[Items listed in a dataset]
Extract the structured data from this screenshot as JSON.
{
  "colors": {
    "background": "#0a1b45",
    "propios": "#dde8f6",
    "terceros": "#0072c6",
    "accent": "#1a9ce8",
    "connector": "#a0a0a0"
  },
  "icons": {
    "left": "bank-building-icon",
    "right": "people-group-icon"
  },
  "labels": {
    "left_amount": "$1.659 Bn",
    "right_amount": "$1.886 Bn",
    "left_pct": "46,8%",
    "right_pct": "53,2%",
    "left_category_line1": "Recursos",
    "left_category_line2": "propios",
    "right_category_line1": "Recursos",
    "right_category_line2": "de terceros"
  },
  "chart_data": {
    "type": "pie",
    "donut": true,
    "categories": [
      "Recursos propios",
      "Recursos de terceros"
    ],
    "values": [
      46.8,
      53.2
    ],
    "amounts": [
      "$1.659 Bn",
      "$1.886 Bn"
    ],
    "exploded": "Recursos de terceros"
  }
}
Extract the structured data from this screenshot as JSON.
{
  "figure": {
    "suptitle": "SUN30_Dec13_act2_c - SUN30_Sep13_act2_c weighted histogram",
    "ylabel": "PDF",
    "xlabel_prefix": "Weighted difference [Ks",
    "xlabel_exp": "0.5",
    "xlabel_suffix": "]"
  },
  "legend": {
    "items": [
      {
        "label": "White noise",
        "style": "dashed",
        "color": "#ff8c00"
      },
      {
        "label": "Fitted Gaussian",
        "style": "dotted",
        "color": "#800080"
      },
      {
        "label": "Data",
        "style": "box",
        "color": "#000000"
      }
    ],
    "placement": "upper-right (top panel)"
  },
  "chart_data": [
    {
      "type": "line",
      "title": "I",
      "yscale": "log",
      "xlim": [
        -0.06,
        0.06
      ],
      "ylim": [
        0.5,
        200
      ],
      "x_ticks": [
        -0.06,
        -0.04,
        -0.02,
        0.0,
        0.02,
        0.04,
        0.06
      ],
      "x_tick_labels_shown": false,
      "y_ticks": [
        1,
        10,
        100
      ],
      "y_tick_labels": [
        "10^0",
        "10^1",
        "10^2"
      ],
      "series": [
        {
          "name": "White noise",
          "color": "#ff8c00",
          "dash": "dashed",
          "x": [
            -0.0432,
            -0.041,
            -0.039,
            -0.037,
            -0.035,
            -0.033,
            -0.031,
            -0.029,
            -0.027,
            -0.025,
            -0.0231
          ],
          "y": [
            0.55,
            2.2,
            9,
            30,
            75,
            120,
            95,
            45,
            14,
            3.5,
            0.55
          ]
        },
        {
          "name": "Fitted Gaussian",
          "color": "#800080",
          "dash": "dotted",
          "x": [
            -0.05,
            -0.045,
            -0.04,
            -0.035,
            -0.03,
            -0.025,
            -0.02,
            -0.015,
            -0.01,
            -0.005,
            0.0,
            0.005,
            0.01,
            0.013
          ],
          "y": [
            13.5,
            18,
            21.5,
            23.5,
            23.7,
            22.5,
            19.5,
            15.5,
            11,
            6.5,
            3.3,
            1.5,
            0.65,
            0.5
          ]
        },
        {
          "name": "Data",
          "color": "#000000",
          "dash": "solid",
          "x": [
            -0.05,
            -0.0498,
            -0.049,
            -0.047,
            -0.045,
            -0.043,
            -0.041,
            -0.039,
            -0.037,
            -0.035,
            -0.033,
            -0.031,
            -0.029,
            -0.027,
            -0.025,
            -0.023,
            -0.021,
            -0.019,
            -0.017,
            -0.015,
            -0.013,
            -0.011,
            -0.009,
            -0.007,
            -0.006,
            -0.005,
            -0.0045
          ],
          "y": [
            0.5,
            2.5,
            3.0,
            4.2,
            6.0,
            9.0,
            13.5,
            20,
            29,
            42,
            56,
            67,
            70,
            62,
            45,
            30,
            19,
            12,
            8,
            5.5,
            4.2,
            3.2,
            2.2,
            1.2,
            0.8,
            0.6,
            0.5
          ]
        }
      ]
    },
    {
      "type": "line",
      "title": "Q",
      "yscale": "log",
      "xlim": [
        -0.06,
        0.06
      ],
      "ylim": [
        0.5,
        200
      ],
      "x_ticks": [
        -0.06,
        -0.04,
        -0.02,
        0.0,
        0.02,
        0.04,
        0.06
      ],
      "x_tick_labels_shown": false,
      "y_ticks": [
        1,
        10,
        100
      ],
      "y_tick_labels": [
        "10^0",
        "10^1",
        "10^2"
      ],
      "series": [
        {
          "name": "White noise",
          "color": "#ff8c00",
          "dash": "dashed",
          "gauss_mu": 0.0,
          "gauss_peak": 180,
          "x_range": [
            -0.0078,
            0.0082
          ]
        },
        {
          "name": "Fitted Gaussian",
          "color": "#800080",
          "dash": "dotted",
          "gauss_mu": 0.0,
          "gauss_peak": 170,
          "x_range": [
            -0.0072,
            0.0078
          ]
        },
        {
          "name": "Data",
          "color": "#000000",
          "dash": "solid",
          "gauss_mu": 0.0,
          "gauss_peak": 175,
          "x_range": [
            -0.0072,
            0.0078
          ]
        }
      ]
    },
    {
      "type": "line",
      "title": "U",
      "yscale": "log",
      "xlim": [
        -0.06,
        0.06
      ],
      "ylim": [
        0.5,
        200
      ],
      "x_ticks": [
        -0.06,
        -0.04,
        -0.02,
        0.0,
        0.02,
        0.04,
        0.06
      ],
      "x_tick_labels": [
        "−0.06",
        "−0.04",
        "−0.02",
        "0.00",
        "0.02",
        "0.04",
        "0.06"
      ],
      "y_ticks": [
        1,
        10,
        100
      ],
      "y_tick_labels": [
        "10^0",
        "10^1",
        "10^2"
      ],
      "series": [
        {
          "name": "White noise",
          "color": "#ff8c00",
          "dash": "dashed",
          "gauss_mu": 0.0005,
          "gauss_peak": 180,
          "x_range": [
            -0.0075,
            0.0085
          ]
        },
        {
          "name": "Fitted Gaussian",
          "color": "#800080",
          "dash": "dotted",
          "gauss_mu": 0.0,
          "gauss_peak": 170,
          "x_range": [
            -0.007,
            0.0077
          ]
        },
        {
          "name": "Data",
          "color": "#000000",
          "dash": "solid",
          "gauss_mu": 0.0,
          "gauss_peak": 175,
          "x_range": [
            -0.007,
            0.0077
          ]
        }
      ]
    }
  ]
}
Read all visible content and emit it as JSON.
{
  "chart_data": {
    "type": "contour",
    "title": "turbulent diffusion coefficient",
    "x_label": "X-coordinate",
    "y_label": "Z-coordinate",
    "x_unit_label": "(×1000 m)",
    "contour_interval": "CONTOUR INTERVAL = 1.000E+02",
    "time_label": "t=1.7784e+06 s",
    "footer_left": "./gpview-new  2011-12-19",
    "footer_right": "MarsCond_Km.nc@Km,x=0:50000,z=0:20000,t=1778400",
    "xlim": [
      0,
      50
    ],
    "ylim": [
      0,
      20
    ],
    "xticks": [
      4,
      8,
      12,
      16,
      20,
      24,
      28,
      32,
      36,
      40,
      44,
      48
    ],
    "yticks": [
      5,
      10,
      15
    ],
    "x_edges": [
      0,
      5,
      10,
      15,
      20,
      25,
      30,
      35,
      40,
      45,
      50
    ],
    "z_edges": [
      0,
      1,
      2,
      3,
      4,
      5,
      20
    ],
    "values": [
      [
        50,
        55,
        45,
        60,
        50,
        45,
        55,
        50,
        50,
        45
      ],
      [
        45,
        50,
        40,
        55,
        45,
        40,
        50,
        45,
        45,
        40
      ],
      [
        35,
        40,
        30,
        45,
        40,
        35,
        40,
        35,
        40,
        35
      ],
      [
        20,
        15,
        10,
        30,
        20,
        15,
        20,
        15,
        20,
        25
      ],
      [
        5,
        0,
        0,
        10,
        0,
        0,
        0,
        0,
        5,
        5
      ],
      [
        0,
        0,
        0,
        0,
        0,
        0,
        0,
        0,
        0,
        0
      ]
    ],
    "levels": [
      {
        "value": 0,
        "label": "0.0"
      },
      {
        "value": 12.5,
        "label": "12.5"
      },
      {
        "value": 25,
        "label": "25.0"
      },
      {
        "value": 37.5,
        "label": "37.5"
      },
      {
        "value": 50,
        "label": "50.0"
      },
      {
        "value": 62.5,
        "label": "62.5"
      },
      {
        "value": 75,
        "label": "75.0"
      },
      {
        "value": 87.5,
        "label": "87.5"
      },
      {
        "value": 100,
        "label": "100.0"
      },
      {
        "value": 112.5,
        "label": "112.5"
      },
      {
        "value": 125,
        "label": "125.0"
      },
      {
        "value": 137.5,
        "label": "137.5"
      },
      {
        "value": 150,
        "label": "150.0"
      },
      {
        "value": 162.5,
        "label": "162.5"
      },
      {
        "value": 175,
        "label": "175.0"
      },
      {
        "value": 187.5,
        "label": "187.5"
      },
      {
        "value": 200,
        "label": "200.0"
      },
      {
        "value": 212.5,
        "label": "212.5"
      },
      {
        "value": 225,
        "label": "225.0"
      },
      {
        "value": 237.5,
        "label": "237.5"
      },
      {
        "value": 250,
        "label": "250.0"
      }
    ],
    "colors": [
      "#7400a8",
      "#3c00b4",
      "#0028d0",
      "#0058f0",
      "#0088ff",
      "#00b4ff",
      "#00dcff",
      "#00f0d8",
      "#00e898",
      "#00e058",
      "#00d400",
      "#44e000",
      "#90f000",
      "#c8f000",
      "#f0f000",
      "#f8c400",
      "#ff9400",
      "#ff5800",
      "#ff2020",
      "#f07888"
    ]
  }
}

**AIM:** Gather and copy every line of the data in which the string "propios" is found.

**CORRECT RESULT:**
    "propios": "#dde8f6",
    "left_category_line2": "propios",
      "Recursos propios",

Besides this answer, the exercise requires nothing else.